::: DOCUMENT SECTION :::
Most definitely, and your contemporary situation can be attributed to more than likely three predominant factors; your currents wife's security; your own wisdom; your ex-wife's security and appropriate handling of the situation. Unfortunately, different rubrics must be used when judging the actions of a 22 and 42 year old woman (or man, for that matter) as they are quite different entities. I harbor no ill-will towards any of my former partners, however, the determinant decision is not mine and mine alone (speaking both in specifics and generalizing for people my age).
But lets consider that that I was divorced at 28 and that it took the maturity of some foresight to employ the proper behaviors to allow this to be what it is at 42. These things began to take place long before my current wife came into the picture. Actually my ex and I grew each other into the security that we have by instilling in each other the unconditional (to the best of our abilities at the time) acceptance and affirmation of each others roles as co parents. We were free to love each other as who we were as individuals without the restraints of a dysfunctional immature marriage. But yes that one factor was children. But far far too many divorces w/kids usually end differently. We aspired to be unusual.

The moral to my story is that you have to act out now what you want to be in the future. Being mature now potentiates the future fruits of maturity when you are matured.

Fake it 'til you make it :)
 
Last Saturday, I went to dinner with my daughter, my daughter's mother, and my daughter's step-mother - yes, both ex-wives. It was my daughter's idea, and her step-mother's idea to bring her down for the rest of the Thanksgiving weekend (she's in school in Boston). We had a really good time. *I* had a really good time.

Once upon a time, this couldn't have happened: when her mother left & took her away, I truly hated her, hated how she treated me, hated her for taking my daughter, hated the sense of failure that came with her departure. We we were a good baby-making team, but that's literally where it ended. For years after, we only spoke when we had to. Somewhere along the line, she realised that I was not the source of al her problems; started treating me differently, and that gave me room to stop being so mad at her.

The step-mother & I split 3 years ago, but only went public last year, followed by a divorce; we never hated each other - we were just COMPLETELY mis-matched. Despite our best efforts, we kept pushing each other away, feeling more and more alone. Bad thing in a small house. Finally, while I was still pretending I could fix things, she decided enough was enough, and moved out.

Since then, I've been living with my new GF, and that's been both up AND down - often simultaneously. I asked her last week to find another place to live - not because I'm ticked, or she's awful, or that the fun is gone, but simply because I need to spend some time alone. I have projects ahead, remodeling, a business to kickstart, I need to get used to flying solo again, at least for a while. She understands, and we're actually having a much better time now than we have been in the last 6 months while we waited for some of our own projects to wind down. I t was hard to find a way to address it so that we wouldn't explode into anger & resentment; it took time, it was frustrating, and it was difficult. The payoff, though, is that we'll stay friends - perhaps for the rest of our lives.
::: GIVEN RECORDS :::
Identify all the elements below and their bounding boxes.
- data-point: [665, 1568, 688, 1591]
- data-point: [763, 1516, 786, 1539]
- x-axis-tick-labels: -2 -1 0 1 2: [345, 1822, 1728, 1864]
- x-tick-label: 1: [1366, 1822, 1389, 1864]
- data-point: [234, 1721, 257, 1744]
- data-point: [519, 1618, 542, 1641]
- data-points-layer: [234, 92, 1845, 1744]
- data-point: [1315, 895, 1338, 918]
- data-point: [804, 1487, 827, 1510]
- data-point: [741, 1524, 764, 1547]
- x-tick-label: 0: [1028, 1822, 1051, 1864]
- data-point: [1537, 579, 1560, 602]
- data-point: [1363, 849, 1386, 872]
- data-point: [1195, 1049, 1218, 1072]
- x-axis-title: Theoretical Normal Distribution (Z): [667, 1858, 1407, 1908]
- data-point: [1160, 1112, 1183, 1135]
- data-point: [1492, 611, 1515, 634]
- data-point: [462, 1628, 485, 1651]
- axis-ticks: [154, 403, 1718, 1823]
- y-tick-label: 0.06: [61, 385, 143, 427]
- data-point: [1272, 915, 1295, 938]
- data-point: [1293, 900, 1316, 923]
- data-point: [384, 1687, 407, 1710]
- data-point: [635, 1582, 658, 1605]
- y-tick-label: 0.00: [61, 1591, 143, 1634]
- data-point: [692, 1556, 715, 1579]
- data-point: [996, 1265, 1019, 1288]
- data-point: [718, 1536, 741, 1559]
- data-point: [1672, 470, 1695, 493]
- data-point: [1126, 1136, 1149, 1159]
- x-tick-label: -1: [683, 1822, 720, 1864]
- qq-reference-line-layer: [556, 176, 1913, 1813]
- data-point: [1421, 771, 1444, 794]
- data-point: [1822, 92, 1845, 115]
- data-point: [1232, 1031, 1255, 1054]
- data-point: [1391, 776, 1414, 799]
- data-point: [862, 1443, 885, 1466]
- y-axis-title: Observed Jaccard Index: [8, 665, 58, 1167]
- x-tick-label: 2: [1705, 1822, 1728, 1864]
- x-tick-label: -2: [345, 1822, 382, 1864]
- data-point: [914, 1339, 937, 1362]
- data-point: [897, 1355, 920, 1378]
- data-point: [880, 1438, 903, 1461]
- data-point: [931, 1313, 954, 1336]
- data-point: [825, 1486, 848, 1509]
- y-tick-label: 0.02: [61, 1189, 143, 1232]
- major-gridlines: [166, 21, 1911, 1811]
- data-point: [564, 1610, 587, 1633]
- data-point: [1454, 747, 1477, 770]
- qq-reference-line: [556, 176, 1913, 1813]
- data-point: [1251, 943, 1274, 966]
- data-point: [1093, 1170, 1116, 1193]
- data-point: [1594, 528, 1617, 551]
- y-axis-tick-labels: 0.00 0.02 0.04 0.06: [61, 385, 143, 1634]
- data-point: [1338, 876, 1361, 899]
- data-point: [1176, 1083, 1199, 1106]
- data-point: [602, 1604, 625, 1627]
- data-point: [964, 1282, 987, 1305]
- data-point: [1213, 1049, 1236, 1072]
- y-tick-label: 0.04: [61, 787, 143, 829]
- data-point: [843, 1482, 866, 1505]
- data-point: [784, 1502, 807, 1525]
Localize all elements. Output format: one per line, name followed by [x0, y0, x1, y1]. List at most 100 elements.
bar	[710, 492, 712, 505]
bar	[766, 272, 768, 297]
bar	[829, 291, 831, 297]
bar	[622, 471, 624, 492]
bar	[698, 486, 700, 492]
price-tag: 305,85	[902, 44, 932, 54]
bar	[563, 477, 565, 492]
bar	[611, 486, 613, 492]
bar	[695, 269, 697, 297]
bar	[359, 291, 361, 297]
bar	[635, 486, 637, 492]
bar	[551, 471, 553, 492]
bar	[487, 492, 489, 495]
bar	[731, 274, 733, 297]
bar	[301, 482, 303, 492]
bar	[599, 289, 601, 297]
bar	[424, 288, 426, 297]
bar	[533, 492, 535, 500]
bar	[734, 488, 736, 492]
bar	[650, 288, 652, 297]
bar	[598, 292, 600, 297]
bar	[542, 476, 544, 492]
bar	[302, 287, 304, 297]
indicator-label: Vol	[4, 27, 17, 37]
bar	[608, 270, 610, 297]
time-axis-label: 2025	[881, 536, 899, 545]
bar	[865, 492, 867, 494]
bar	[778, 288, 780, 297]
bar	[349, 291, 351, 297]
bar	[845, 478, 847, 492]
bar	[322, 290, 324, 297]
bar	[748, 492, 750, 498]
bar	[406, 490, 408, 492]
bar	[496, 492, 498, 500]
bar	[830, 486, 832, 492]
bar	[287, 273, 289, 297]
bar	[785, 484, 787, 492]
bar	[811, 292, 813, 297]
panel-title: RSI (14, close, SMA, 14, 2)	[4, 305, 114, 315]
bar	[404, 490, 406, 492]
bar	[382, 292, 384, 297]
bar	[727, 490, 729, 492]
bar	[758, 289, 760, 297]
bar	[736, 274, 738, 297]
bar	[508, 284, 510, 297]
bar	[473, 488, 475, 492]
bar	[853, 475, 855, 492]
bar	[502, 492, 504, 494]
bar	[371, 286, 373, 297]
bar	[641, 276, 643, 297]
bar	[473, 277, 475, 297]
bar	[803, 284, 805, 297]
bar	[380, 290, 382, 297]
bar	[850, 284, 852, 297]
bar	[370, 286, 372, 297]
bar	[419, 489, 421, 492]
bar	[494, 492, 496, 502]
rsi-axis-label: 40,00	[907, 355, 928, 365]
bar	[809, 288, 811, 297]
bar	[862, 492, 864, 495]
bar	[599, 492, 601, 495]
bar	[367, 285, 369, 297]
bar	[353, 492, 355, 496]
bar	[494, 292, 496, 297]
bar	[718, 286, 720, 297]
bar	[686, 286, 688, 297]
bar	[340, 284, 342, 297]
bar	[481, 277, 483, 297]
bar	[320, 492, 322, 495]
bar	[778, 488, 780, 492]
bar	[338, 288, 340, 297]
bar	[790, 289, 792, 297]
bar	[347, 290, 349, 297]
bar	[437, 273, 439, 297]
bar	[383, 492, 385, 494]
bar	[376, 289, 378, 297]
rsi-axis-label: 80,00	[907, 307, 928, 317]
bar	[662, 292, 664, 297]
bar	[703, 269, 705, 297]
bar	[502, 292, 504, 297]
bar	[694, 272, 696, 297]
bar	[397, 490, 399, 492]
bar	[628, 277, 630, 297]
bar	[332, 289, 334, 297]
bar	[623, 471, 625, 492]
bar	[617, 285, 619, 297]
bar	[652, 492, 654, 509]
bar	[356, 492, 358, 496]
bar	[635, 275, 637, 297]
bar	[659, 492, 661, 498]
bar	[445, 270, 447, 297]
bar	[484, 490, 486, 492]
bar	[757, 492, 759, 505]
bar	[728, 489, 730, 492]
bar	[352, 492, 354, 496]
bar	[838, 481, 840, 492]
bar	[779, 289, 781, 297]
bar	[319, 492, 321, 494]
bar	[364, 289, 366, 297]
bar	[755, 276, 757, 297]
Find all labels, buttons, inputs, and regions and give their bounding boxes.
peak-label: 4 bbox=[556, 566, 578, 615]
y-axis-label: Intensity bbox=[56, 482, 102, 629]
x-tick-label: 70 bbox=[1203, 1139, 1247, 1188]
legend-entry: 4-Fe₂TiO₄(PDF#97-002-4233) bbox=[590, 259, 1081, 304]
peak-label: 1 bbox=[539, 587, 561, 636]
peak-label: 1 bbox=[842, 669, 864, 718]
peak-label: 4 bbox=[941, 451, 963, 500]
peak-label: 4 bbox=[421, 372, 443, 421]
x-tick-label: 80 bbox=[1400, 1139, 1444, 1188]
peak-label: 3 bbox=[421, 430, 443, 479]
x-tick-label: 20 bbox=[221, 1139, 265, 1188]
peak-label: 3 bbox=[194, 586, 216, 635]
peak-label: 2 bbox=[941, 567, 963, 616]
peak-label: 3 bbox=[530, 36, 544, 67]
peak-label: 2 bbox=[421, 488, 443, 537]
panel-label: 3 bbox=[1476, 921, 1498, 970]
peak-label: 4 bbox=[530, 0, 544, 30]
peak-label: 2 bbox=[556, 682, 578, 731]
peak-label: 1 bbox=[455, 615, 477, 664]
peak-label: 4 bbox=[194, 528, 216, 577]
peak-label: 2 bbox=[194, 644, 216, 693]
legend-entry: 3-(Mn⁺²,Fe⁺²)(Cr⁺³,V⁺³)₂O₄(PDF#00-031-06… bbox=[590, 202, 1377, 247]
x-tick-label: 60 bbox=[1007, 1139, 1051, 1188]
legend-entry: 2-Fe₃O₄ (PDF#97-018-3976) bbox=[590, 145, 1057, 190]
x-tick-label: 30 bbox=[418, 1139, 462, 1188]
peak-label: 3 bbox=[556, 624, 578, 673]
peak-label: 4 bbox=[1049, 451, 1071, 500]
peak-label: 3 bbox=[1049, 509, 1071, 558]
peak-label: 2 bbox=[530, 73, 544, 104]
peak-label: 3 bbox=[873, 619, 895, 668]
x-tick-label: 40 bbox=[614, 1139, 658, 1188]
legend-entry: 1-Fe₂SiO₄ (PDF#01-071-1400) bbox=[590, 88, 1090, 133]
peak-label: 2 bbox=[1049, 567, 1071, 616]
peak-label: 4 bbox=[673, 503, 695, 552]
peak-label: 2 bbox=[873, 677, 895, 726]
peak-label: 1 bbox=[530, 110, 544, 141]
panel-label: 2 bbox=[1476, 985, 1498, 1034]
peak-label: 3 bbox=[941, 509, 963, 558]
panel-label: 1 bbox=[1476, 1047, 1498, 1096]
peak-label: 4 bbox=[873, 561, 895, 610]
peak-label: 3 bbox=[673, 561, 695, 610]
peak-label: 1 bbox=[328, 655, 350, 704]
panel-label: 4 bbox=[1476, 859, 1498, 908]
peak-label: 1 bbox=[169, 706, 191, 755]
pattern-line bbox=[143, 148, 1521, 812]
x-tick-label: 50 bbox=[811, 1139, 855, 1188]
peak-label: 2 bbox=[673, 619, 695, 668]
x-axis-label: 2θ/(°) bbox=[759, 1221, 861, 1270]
:::
SHORT TASK A:
List the people the writer of the divorce discussion says they went to dinner with last Saturday.
SHORT TASK B:
Echo everything in the divorce discussion from "Fake it 'til" down to "mad at her.".

REPLY A:
- My daughter
- My daughter's mother
- My daughter's step-mother

REPLY B:
Fake it 'til you make it :)
 
Last Saturday, I went to dinner with my daughter, my daughter's mother, and my daughter's step-mother - yes, both ex-wives. It was my daughter's idea, and her step-mother's idea to bring her down for the rest of the Thanksgiving weekend (she's in school in Boston). We had a really good time. *I* had a really good time.

Once upon a time, this couldn't have happened: when her mother left & took her away, I truly hated her, hated how she treated me, hated her for taking my daughter, hated the sense of failure that came with her departure. We we were a good baby-making team, but that's literally where it ended. For years after, we only spoke when we had to. Somewhere along the line, she realised that I was not the source of al her problems; started treating me differently, and that gave me room to stop being so mad at her.